EXERCISE OBJECTIVE: Pull out every line of the material below that contains the string "step", copying each one in full.
== RECORDS ==
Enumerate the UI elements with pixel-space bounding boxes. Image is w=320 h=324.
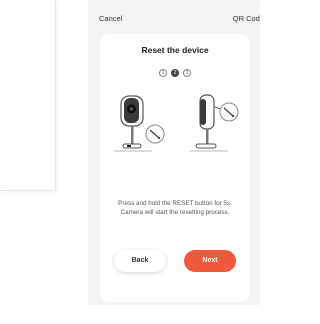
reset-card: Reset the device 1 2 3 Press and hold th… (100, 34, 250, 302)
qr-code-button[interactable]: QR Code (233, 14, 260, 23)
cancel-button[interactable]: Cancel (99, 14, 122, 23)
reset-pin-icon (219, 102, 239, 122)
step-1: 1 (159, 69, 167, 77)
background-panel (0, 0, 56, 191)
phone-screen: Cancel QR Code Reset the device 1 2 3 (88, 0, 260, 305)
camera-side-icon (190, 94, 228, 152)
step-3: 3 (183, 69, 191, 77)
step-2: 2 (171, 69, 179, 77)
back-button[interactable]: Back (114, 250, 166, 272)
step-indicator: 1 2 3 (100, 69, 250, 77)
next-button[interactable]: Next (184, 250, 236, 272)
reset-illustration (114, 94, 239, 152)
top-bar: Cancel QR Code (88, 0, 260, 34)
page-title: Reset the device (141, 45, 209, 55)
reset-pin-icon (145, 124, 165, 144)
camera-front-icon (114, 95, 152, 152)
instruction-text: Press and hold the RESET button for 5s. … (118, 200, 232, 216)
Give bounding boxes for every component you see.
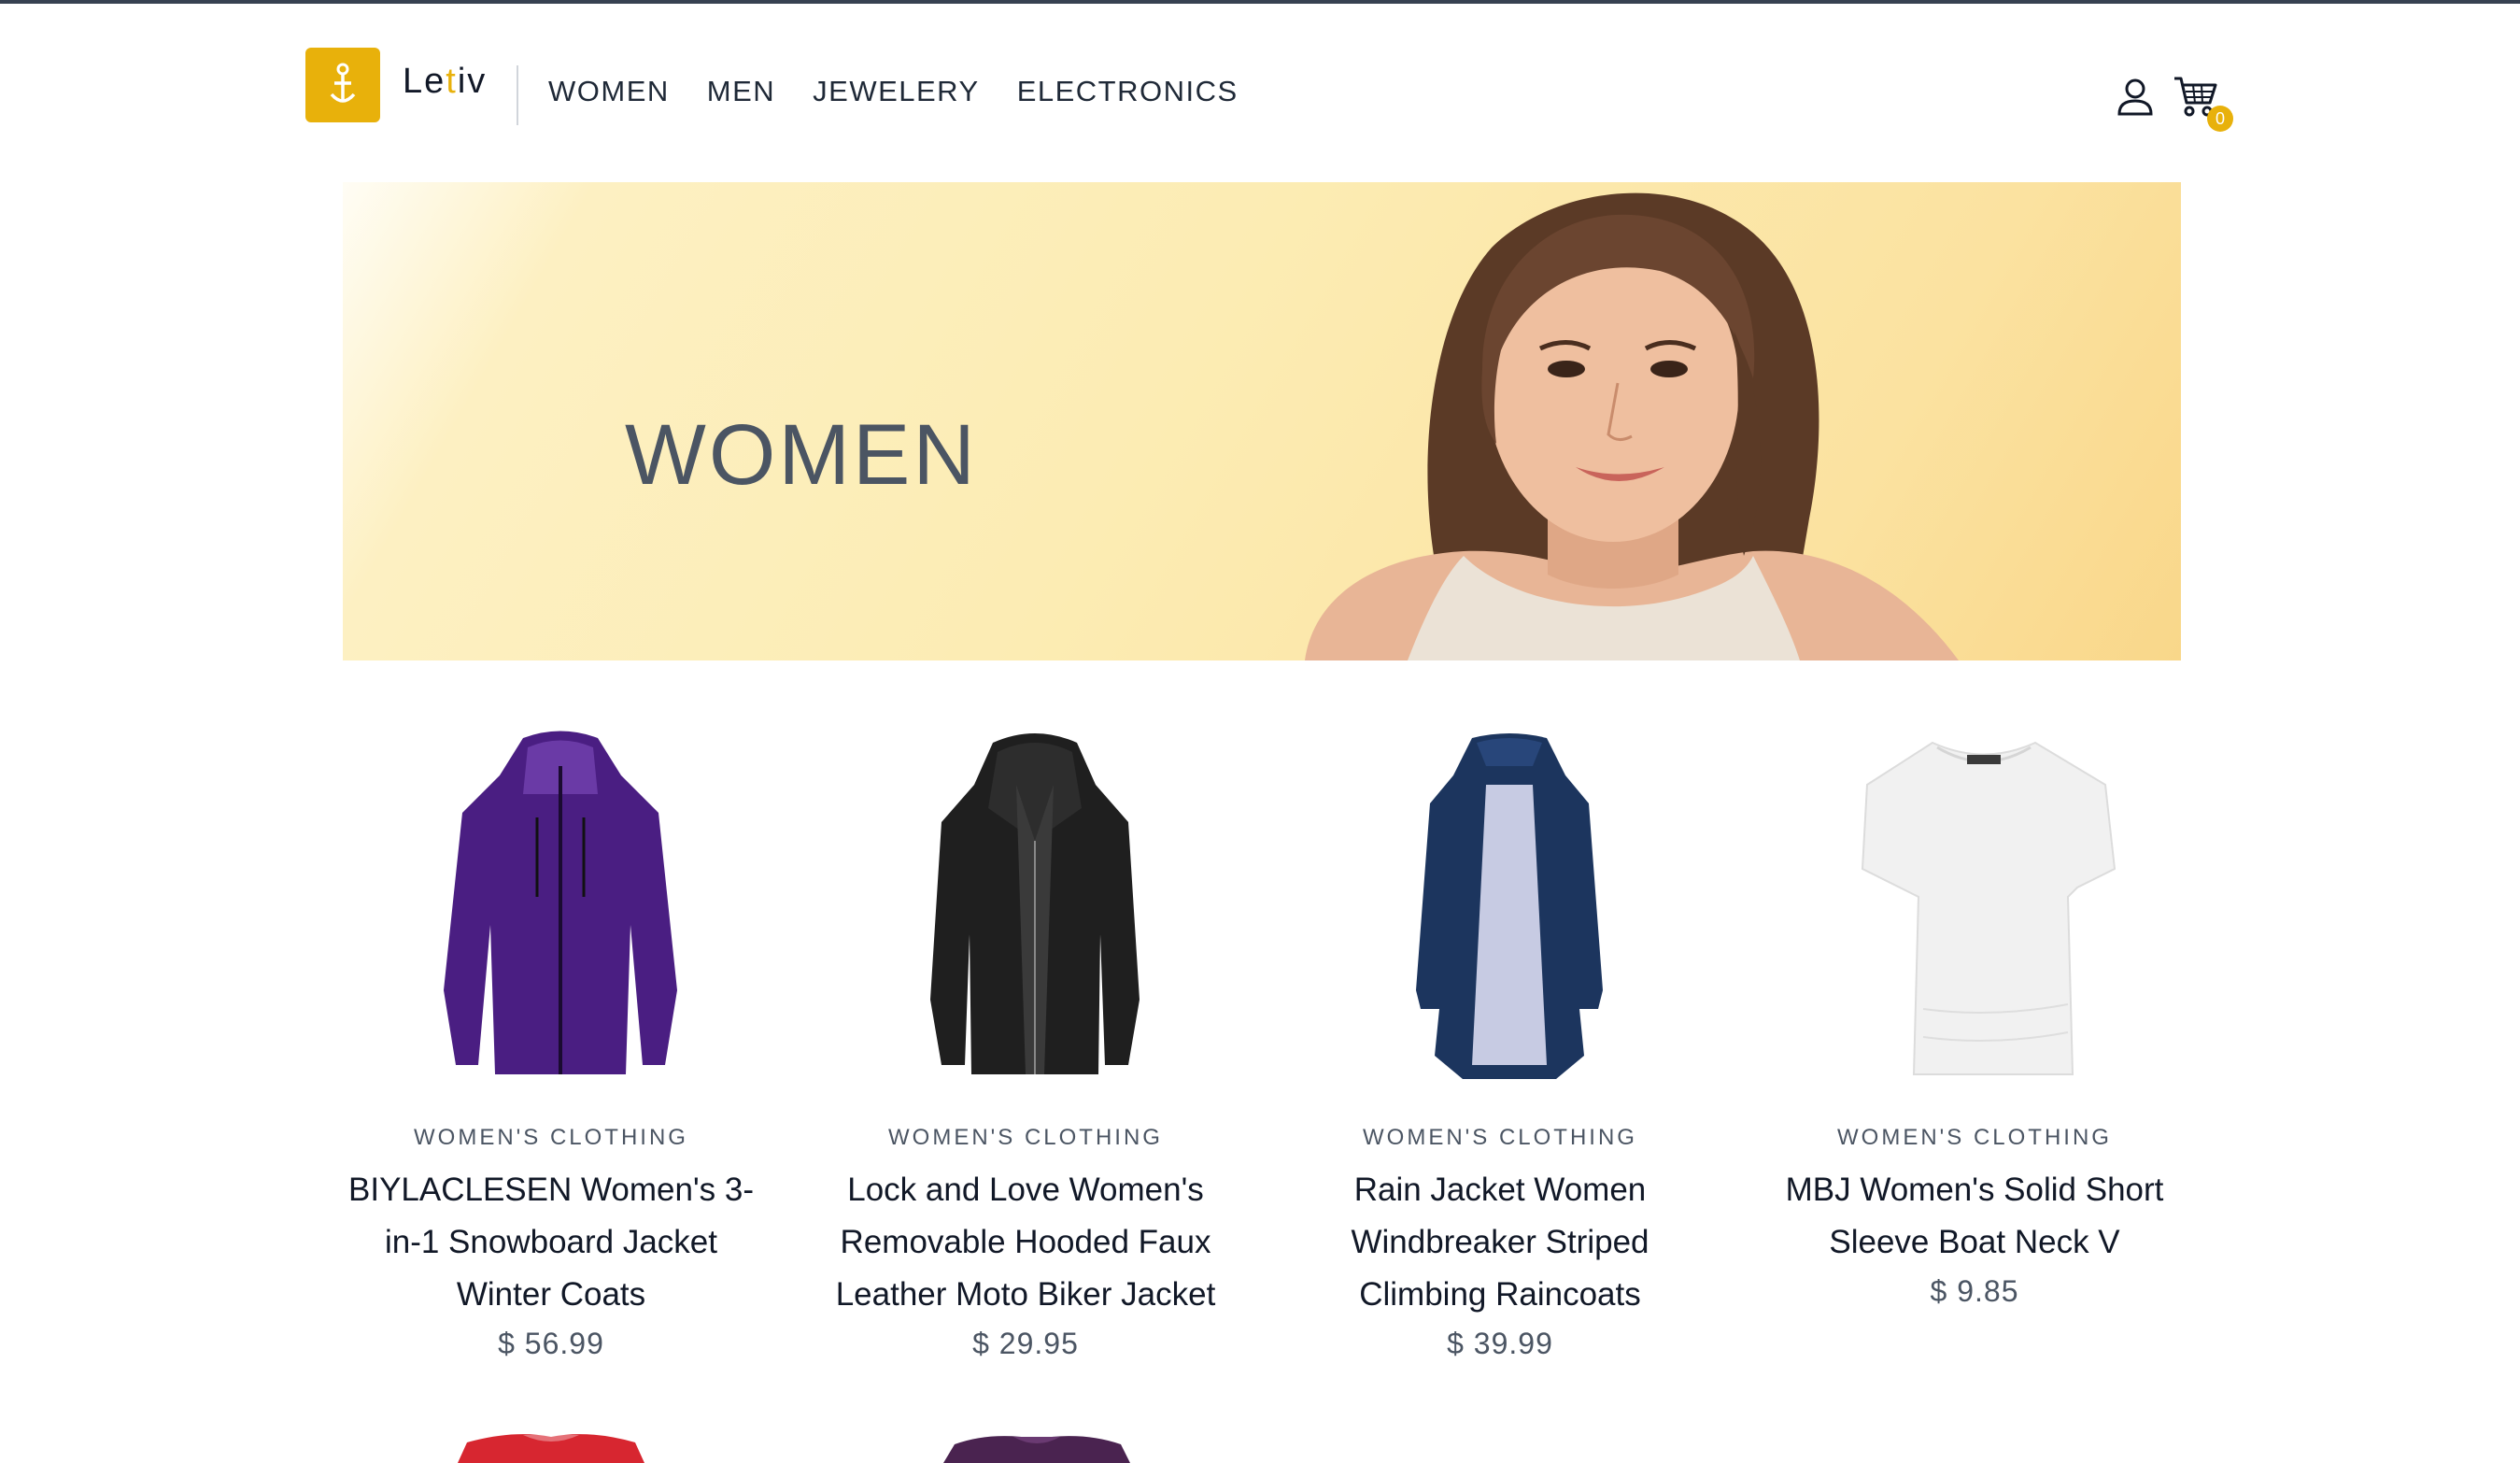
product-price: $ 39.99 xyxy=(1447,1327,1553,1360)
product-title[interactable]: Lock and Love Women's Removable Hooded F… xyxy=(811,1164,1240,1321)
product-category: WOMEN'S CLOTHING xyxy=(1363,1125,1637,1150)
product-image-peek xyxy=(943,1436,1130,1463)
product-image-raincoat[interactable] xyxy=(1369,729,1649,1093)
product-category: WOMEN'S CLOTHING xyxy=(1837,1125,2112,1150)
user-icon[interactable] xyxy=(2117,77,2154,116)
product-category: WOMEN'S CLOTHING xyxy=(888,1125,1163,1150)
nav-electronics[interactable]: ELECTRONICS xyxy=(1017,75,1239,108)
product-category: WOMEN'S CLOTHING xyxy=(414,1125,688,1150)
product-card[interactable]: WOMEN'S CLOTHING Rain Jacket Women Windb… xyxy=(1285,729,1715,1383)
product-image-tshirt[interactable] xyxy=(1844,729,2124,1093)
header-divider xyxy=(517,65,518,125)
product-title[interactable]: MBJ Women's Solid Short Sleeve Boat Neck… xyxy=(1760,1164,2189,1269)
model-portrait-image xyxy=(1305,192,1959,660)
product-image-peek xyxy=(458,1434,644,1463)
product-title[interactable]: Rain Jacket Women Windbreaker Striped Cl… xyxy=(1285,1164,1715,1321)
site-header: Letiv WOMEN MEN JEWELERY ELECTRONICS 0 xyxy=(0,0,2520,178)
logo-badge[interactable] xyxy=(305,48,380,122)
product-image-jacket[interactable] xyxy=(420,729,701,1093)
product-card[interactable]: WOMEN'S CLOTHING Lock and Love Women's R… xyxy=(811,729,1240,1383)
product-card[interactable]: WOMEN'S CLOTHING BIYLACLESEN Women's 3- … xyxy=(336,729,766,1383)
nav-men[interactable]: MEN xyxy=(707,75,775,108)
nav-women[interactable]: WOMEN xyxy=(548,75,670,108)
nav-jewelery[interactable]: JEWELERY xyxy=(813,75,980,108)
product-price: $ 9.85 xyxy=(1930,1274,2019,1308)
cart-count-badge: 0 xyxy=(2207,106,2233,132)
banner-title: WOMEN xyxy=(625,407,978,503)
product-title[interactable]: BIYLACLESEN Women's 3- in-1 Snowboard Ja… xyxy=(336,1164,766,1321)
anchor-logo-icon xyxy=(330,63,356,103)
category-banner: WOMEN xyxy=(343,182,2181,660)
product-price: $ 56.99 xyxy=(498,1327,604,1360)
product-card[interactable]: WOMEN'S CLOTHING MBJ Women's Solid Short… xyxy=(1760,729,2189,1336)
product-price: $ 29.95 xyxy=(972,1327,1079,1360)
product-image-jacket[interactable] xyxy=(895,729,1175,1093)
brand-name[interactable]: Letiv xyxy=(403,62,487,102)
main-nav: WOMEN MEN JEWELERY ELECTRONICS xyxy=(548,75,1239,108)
===
== RECORDS ==
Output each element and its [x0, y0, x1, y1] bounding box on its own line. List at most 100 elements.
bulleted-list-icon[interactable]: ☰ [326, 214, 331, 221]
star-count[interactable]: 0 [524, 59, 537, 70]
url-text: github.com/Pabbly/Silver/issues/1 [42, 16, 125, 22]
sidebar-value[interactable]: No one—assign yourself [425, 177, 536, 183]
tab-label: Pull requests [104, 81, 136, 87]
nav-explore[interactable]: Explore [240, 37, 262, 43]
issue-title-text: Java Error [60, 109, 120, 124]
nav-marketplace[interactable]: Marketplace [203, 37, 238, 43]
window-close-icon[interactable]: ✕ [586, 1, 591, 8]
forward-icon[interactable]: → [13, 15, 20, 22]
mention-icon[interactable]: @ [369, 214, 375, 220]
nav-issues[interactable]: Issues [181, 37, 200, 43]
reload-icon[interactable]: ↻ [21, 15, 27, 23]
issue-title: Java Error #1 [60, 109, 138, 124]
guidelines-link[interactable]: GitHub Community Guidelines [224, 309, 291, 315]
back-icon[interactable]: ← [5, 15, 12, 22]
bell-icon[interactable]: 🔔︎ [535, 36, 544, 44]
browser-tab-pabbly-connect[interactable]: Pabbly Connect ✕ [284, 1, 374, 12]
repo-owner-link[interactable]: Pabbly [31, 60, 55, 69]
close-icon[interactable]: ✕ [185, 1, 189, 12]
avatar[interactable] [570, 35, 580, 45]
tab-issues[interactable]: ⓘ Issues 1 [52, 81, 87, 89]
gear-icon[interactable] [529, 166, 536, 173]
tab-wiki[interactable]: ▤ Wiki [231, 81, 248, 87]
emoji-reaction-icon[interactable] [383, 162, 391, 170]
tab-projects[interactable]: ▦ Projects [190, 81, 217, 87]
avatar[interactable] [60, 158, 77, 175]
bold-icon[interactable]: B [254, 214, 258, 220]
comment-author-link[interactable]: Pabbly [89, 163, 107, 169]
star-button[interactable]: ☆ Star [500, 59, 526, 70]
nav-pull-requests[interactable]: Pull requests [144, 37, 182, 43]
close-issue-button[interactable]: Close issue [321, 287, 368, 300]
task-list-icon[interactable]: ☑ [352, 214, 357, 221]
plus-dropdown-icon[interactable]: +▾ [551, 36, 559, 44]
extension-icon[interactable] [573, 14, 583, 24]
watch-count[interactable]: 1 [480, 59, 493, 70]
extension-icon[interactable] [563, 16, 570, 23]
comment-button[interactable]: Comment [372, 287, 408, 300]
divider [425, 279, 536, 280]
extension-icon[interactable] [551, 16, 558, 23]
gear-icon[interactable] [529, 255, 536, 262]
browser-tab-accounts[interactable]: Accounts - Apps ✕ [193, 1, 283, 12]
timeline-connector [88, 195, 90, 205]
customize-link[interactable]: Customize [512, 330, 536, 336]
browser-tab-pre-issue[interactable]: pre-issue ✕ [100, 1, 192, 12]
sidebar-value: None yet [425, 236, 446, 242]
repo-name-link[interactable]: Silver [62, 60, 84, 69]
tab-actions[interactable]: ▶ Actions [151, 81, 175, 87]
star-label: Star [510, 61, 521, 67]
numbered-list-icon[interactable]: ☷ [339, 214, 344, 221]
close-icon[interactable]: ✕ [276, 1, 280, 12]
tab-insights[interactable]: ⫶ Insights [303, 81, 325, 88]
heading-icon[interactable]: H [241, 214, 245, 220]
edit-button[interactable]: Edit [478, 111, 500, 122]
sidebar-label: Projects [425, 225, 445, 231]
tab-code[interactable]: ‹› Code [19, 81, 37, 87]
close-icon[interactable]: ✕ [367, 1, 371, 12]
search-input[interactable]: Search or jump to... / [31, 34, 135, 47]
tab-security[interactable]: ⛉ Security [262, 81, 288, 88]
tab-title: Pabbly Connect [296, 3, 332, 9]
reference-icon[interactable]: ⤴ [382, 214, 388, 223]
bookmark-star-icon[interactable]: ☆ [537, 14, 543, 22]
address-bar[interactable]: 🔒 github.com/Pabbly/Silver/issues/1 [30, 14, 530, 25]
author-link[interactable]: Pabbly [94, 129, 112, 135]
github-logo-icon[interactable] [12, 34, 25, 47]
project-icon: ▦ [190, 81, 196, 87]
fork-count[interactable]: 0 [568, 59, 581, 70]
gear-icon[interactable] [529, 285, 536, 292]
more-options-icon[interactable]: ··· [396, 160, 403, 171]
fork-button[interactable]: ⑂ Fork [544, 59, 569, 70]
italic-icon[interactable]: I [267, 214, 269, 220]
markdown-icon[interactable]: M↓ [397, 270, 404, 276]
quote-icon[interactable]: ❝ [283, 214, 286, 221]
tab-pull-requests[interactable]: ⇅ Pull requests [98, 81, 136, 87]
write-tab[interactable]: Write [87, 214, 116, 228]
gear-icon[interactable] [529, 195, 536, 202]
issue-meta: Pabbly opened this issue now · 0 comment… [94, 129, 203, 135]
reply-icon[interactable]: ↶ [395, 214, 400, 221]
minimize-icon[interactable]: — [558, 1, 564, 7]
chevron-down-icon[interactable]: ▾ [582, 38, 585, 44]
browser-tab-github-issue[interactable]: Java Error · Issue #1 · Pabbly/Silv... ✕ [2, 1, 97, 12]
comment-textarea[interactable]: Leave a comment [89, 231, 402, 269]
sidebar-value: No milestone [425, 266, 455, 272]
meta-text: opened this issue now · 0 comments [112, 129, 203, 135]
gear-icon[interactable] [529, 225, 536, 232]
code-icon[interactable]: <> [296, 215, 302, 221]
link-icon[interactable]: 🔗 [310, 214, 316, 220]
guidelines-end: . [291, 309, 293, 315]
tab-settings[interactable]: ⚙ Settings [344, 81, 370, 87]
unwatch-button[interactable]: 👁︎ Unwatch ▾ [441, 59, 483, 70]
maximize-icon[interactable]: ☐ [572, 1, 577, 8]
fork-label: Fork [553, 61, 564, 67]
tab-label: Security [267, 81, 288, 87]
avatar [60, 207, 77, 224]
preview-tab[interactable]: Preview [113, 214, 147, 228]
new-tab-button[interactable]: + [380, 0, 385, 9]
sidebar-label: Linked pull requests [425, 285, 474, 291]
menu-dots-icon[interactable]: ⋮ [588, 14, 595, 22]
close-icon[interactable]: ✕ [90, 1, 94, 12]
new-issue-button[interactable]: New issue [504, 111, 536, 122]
===
RESULT OF THE EXERCISE:
step-1: 1 (159, 69, 167, 77)
step-3: 3 (183, 69, 191, 77)
step-2: 2 (171, 69, 179, 77)
step-indicator: 1 2 3 (100, 69, 250, 77)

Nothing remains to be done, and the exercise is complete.